_Task_. Reproduce the entries below in full, word for word.

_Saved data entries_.
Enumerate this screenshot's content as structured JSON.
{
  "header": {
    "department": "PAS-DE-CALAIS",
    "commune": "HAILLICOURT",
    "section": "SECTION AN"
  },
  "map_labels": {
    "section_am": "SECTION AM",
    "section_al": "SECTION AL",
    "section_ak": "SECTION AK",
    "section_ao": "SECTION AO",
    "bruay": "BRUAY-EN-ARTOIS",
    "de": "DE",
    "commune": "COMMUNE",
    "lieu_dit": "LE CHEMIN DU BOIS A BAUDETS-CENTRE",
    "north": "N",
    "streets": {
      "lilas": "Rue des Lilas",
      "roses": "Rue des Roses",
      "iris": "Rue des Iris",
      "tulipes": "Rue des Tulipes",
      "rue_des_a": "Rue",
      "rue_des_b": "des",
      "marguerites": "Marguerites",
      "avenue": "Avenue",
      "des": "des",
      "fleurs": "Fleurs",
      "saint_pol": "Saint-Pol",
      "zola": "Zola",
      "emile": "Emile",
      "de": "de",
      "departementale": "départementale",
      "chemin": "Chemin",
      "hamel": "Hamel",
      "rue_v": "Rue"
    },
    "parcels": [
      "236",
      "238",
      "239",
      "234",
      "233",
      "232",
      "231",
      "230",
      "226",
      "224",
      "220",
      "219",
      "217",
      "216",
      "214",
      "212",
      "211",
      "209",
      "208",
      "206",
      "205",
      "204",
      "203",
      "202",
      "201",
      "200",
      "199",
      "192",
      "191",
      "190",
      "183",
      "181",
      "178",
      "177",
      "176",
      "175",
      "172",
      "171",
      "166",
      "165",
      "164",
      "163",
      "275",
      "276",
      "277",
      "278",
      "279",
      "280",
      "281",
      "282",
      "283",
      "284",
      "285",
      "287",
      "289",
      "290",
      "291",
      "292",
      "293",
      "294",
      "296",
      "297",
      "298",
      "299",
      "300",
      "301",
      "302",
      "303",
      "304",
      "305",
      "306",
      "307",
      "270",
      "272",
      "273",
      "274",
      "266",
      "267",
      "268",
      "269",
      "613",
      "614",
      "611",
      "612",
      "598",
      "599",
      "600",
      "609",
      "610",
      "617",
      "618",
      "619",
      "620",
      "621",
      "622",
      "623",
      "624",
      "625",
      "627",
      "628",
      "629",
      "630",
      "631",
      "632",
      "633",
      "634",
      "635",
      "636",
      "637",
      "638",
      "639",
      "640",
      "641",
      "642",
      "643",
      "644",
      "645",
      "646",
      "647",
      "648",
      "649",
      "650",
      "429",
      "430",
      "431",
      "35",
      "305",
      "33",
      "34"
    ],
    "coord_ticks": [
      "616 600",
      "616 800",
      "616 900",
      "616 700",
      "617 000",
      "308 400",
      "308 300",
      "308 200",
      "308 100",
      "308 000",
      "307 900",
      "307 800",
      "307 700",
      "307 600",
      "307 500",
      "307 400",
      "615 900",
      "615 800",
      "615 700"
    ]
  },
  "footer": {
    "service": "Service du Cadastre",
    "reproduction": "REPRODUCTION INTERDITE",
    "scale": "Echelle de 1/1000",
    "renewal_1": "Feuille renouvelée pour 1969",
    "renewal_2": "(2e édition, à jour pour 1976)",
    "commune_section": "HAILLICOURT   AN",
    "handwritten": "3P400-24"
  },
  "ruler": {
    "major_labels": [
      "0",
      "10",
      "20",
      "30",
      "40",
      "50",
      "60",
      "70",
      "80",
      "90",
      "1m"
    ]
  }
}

_Output for this exercise_.
Enumerate this screenshot's content as structured JSON.
{
  "header": {
    "department": "PAS-DE-CALAIS",
    "commune": "HAILLICOURT",
    "section": "SECTION AN"
  },
  "map_labels": {
    "section_am": "SECTION AM",
    "section_al": "SECTION AL",
    "section_ak": "SECTION AK",
    "section_ao": "SECTION AO",
    "bruay": "BRUAY-EN-ARTOIS",
    "de": "DE",
    "commune": "COMMUNE",
    "lieu_dit": "LE CHEMIN DU BOIS A BAUDETS-CENTRE",
    "north": "N",
    "streets": {
      "lilas": "Rue des Lilas",
      "roses": "Rue des Roses",
      "iris": "Rue des Iris",
      "tulipes": "Rue des Tulipes",
      "rue_des_a": "Rue",
      "rue_des_b": "des",
      "marguerites": "Marguerites",
      "avenue": "Avenue",
      "des": "des",
      "fleurs": "Fleurs",
      "saint_pol": "Saint-Pol",
      "zola": "Zola",
      "emile": "Emile",
      "de": "de",
      "departementale": "départementale",
      "chemin": "Chemin",
      "hamel": "Hamel",
      "rue_v": "Rue"
    },
    "parcels": [
      "236",
      "238",
      "239",
      "234",
      "233",
      "232",
      "231",
      "230",
      "226",
      "224",
      "220",
      "219",
      "217",
      "216",
      "214",
      "212",
      "211",
      "209",
      "208",
      "206",
      "205",
      "204",
      "203",
      "202",
      "201",
      "200",
      "199",
      "192",
      "191",
      "190",
      "183",
      "181",
      "178",
      "177",
      "176",
      "175",
      "172",
      "171",
      "166",
      "165",
      "164",
      "163",
      "275",
      "276",
      "277",
      "278",
      "279",
      "280",
      "281",
      "282",
      "283",
      "284",
      "285",
      "287",
      "289",
      "290",
      "291",
      "292",
      "293",
      "294",
      "296",
      "297",
      "298",
      "299",
      "300",
      "301",
      "302",
      "303",
      "304",
      "305",
      "306",
      "307",
      "270",
      "272",
      "273",
      "274",
      "266",
      "267",
      "268",
      "269",
      "613",
      "614",
      "611",
      "612",
      "598",
      "599",
      "600",
      "609",
      "610",
      "617",
      "618",
      "619",
      "620",
      "621",
      "622",
      "623",
      "624",
      "625",
      "627",
      "628",
      "629",
      "630",
      "631",
      "632",
      "633",
      "634",
      "635",
      "636",
      "637",
      "638",
      "639",
      "640",
      "641",
      "642",
      "643",
      "644",
      "645",
      "646",
      "647",
      "648",
      "649",
      "650",
      "429",
      "430",
      "431",
      "35",
      "305",
      "33",
      "34"
    ],
    "coord_ticks": [
      "616 600",
      "616 800",
      "616 900",
      "616 700",
      "617 000",
      "308 400",
      "308 300",
      "308 200",
      "308 100",
      "308 000",
      "307 900",
      "307 800",
      "307 700",
      "307 600",
      "307 500",
      "307 400",
      "615 900",
      "615 800",
      "615 700"
    ]
  },
  "footer": {
    "service": "Service du Cadastre",
    "reproduction": "REPRODUCTION INTERDITE",
    "scale": "Echelle de 1/1000",
    "renewal_1": "Feuille renouvelée pour 1969",
    "renewal_2": "(2e édition, à jour pour 1976)",
    "commune_section": "HAILLICOURT   AN",
    "handwritten": "3P400-24"
  },
  "ruler": {
    "major_labels": [
      "0",
      "10",
      "20",
      "30",
      "40",
      "50",
      "60",
      "70",
      "80",
      "90",
      "1m"
    ]
  }
}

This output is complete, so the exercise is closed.